- **Text shown**
- - - - -
What do you do then, if after raising the capstans the amount of aftertouch is still insufficient? Many times this is the case. Aftertouch can be.obtained by either: 1) raising the capstans more, reducing the blow distance even more, and thereby reducing the amount of power available to excite the string, or 2) increase the key dip, leaving the blow distance to what it originally was. Increasing the dip, of course, decreases the speed of repetition. Torn between a loss of power or a loss of repetition, what do you do? This will not be discussed at this time. However, the choice should be made depending upon the pianist’s preference and the circumstances under which the piano is being played. At this time we will go on to discuss the Dip Priority method of regulation, and then make some comparisons between the two methods. In a few months ahead, we will discuss power and repetition when regulating the worn action.
In the Dip Priority method, the dip is set first with a key dip block to exactly what you want the white key dip to be. Forget about the black keys for now. As step two, again assuming that the repetition springs are strong enough to support the hammers, set the jack height. Steps three, four, and five will have to be adjusted slightly to get the correct results for aftertouch. Step three is blow, four is let-off, and five is drop, If after setting the drop the aftertouch is either too shallow or too deep, raise or lower the hammer line (blow) until the correct aftertouch is obtained. Once the blow is altered, the let-off and drop must be readjusted, too. Next, set the dip on the black keys. Later I will explain in detail how to do this. Finally set the backcheck distance and then the repetition spring strength.
- - - - -
- **Extracted information**

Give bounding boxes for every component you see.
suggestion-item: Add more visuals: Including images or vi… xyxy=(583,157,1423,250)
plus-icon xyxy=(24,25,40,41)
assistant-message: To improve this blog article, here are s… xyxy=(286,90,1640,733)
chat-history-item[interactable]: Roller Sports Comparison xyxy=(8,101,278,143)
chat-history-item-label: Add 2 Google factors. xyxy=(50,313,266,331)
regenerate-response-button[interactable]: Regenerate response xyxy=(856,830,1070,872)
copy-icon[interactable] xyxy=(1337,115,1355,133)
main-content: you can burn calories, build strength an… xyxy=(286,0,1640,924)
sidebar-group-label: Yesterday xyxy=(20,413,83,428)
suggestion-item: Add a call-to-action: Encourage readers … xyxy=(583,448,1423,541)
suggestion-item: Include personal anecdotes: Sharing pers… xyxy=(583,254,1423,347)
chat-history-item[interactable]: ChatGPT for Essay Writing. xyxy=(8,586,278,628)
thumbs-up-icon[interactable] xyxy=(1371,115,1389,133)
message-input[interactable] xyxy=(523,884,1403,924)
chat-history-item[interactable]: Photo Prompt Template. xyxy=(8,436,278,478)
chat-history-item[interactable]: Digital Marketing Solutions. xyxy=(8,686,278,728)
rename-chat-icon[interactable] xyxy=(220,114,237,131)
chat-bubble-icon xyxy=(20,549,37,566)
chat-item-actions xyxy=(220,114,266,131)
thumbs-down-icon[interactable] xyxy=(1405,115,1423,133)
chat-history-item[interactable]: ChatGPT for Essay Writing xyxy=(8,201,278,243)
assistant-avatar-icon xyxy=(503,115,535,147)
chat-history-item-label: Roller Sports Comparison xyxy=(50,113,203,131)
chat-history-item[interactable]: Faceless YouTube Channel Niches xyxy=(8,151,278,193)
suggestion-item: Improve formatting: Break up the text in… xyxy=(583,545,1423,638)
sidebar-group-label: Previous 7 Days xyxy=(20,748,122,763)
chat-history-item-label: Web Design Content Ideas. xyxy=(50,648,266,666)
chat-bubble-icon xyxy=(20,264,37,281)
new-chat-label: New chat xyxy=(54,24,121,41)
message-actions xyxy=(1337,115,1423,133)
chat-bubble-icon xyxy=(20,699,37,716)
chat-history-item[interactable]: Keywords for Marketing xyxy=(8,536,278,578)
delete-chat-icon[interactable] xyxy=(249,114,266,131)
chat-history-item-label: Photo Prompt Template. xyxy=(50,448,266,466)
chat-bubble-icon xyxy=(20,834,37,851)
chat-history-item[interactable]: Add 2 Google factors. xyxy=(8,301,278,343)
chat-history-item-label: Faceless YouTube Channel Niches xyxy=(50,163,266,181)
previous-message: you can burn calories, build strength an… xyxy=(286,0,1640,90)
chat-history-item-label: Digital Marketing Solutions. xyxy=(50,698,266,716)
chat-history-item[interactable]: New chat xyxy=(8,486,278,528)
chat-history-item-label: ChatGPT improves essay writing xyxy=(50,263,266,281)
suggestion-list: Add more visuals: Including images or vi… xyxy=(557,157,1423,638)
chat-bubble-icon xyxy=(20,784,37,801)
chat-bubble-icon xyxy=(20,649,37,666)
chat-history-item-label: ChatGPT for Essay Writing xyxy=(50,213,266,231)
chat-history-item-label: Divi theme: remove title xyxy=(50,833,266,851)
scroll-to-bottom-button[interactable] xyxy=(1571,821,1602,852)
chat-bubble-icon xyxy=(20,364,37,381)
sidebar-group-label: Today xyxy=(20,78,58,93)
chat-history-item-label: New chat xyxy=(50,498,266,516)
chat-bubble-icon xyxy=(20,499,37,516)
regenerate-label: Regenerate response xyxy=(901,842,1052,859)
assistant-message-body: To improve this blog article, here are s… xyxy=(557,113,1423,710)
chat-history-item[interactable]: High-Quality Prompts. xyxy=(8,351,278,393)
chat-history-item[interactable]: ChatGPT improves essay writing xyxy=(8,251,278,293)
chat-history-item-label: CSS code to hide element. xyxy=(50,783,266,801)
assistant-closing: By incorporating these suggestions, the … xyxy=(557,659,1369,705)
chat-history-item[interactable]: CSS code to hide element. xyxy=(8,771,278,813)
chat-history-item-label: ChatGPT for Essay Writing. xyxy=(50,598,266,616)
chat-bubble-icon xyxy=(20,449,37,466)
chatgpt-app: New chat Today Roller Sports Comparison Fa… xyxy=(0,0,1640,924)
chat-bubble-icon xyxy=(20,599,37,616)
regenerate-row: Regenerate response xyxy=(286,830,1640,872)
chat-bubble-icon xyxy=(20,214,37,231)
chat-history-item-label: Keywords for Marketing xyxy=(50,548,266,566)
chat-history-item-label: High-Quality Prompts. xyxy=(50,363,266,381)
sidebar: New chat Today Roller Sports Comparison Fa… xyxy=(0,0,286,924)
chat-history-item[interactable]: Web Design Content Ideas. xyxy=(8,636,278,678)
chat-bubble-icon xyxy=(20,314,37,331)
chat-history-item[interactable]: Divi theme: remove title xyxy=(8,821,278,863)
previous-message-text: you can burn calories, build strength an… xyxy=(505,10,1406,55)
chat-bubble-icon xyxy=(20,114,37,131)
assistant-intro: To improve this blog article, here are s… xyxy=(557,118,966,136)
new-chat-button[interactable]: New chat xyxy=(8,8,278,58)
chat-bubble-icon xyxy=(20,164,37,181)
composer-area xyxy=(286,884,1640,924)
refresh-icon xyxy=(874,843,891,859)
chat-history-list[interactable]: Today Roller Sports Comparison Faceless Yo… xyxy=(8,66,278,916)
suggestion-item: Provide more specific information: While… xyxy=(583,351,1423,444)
- - - - -
- **Your tasks**
a) In the piano regulation text, list in order every adjustment that the Dip Priority method calls for.
b) Answer these questions about the piano regulation text:
(i) What does increasing the key dip decrease?
(ii) What is used to set the dip in the first step of the Dip Priority method?
(iii) What should guide the choice between losing power and losing repetition?
c) Carry the piano regulation text forward from its final sentence.

- **Replies**
a)
1. White key dip
2. Jack height
3. Blow
4. Let-off
5. Drop
6. Black key dip
7. Backcheck distance
8. Repetition spring strength

b)
(i) The speed of repetition.
(ii) A key dip block.
(iii) The pianist's preference and the circumstances under which the piano is being played.

c)
Now we can compare the two methods. Some doubling back may occur in steps 3 to 5 in the Dip Priority method, whereas no doubling back was needed in the Blow Priority method. This is minor and will cause little time to be wasted, if sample keys are tested in each section before regulating the whole piano. The major difference as I see it, is that in the Blow Priority methods the aftertouch is set after the blow and let-off, there by obtaining a uniform amount of aftertouch on every key, regardless of any discrepancies in the action parts. However, in the Dip Priority method the aftertouch can vary with each key as a result of these same discrepancies in the action parts. Of course this variance in aftertouch is easily corrected by adding or removing punchings, but then this means more doubling back for the Dip Priority method. Besides, as I understand the school of thought, the dip should be set exactly the same for every white key by means of the key dip block. What is wanted is uniform key dip. Some artists insist upon a piano which has uniform key dip, others insist upon one with uniform aftertouch. In short, the Blow Priority method results in uniform aftertouch, the Dip Priority method in uniform key dip. There is a distinct difference between the two. Next month we will discuss the two decisions that have to be made before the process of regulation can begin.